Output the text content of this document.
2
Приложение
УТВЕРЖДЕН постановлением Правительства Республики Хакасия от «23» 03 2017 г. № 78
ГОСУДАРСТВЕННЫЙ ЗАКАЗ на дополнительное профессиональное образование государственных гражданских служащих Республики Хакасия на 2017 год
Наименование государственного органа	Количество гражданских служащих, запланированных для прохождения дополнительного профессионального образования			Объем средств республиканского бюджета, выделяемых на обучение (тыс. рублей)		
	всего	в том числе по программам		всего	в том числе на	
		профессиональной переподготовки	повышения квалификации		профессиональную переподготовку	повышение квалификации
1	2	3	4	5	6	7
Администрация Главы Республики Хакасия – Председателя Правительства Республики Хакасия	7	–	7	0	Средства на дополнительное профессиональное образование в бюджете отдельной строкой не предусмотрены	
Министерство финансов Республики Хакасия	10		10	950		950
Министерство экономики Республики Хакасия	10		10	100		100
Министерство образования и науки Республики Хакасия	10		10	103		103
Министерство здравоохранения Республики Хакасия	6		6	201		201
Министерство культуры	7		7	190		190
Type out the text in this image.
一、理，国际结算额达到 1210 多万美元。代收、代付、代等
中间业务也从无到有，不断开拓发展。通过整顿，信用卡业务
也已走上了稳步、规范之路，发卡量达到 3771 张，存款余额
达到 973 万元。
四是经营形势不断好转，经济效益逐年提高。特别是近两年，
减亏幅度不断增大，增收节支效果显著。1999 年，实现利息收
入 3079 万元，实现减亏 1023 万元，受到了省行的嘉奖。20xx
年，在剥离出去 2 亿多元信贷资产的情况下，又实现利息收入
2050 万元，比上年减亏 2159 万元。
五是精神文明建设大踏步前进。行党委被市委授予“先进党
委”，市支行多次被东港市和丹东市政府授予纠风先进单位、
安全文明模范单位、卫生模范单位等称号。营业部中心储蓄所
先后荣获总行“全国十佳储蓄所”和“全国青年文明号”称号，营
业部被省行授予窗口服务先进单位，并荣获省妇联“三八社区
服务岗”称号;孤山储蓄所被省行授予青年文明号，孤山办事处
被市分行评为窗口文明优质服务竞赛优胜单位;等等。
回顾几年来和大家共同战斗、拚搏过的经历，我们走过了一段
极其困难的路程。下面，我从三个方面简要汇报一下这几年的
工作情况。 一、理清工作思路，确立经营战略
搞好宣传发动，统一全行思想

◇ ◇ ◇ ◇ ◇ ◇ ◇

| CHALLENGE |
Look through the entries above; copy each line where the string "образование" appears.

| SOLUTION TO THIS PROBLEM |
ГОСУДАРСТВЕННЫЙ ЗАКАЗ на дополнительное профессиональное образование государственных гражданских служащих Республики Хакасия на 2017 год
Администрация Главы Республики Хакасия – Председателя Правительства Республики Хакасия	7	–	7	0	Средства на дополнительное профессиональное образование в бюджете отдельной строкой не предусмотрены	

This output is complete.